(Stored entries)
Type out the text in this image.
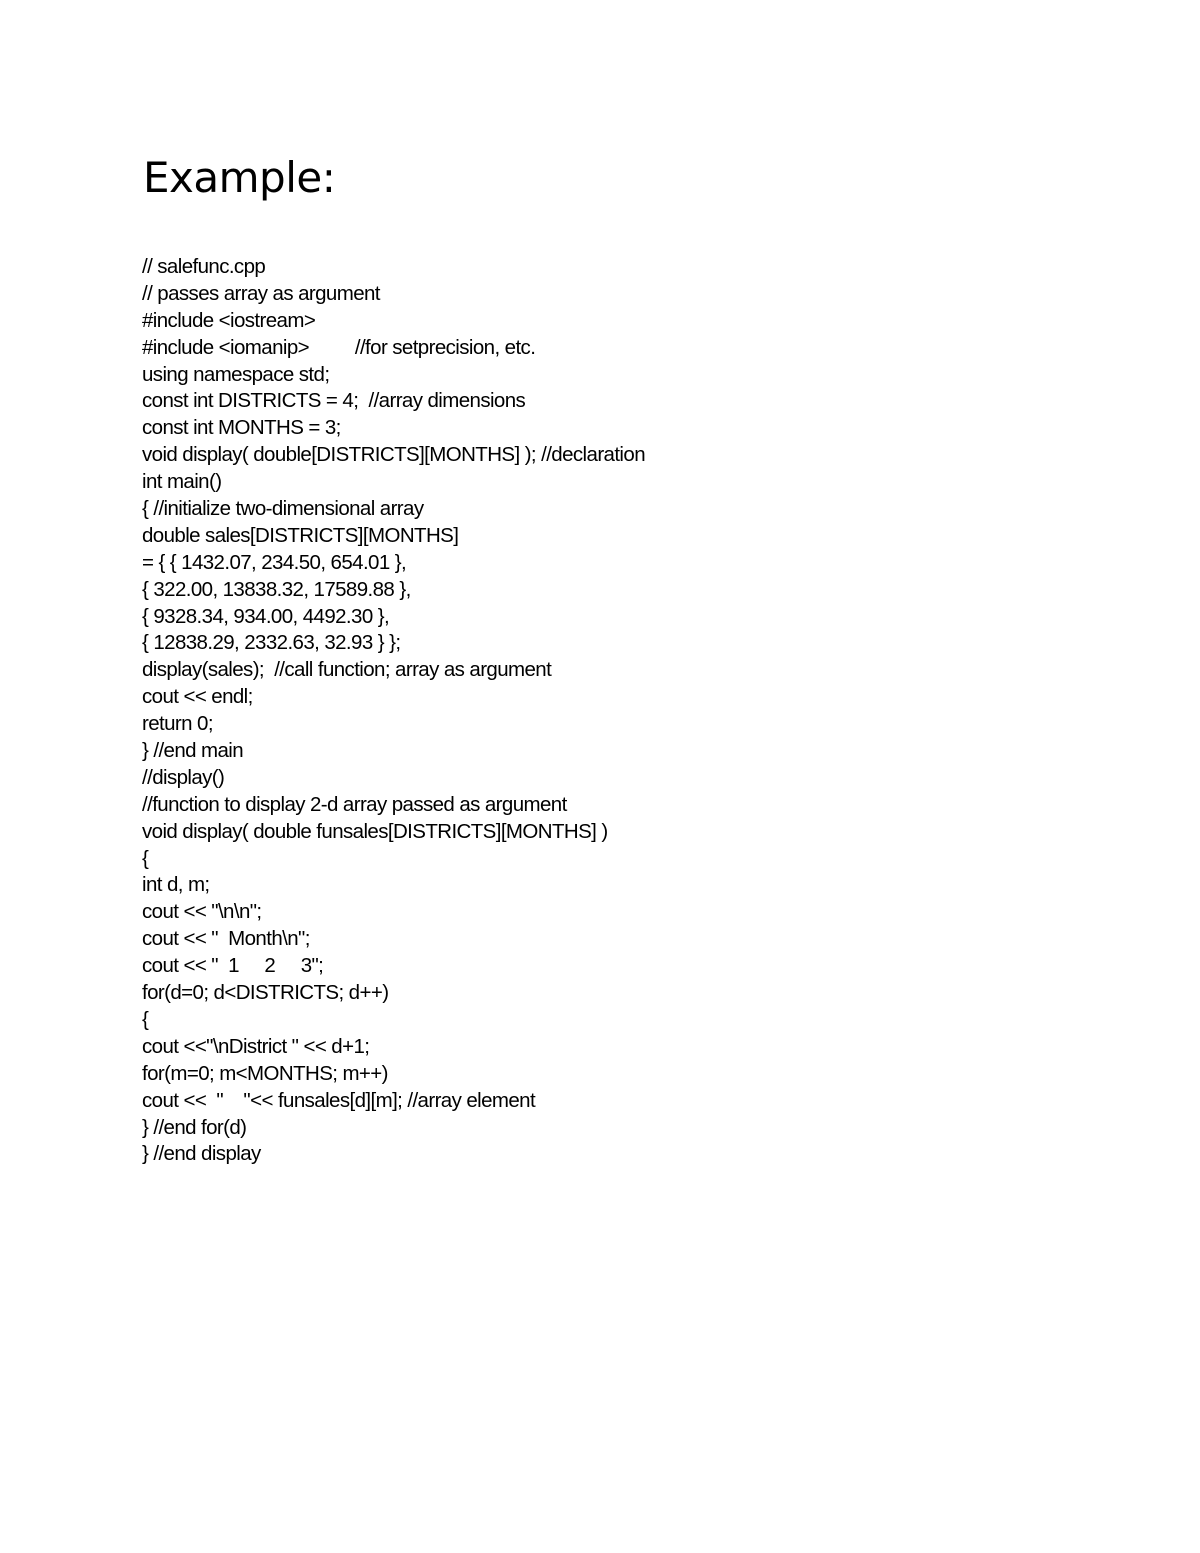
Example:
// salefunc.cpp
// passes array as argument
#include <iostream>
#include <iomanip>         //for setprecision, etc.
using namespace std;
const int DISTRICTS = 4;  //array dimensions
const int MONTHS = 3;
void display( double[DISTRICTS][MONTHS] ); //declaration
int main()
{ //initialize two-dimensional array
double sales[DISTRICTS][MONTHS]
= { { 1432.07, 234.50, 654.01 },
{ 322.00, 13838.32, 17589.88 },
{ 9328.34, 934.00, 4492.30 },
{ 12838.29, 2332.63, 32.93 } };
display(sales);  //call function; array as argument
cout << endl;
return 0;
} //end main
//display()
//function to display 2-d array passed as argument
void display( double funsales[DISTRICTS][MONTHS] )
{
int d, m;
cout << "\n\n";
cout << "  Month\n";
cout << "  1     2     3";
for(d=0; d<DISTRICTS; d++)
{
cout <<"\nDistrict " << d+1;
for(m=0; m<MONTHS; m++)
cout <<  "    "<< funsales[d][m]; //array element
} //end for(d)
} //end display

Task to complete ▸ Output the entries above exactly, without their pictures.

Written answer ▸
Type out the text in this image.
Example:
// salefunc.cpp
// passes array as argument
#include <iostream>
#include <iomanip>         //for setprecision, etc.
using namespace std;
const int DISTRICTS = 4;  //array dimensions
const int MONTHS = 3;
void display( double[DISTRICTS][MONTHS] ); //declaration
int main()
{ //initialize two-dimensional array
double sales[DISTRICTS][MONTHS]
= { { 1432.07, 234.50, 654.01 },
{ 322.00, 13838.32, 17589.88 },
{ 9328.34, 934.00, 4492.30 },
{ 12838.29, 2332.63, 32.93 } };
display(sales);  //call function; array as argument
cout << endl;
return 0;
} //end main
//display()
//function to display 2-d array passed as argument
void display( double funsales[DISTRICTS][MONTHS] )
{
int d, m;
cout << "\n\n";
cout << "  Month\n";
cout << "  1     2     3";
for(d=0; d<DISTRICTS; d++)
{
cout <<"\nDistrict " << d+1;
for(m=0; m<MONTHS; m++)
cout <<  "    "<< funsales[d][m]; //array element
} //end for(d)
} //end display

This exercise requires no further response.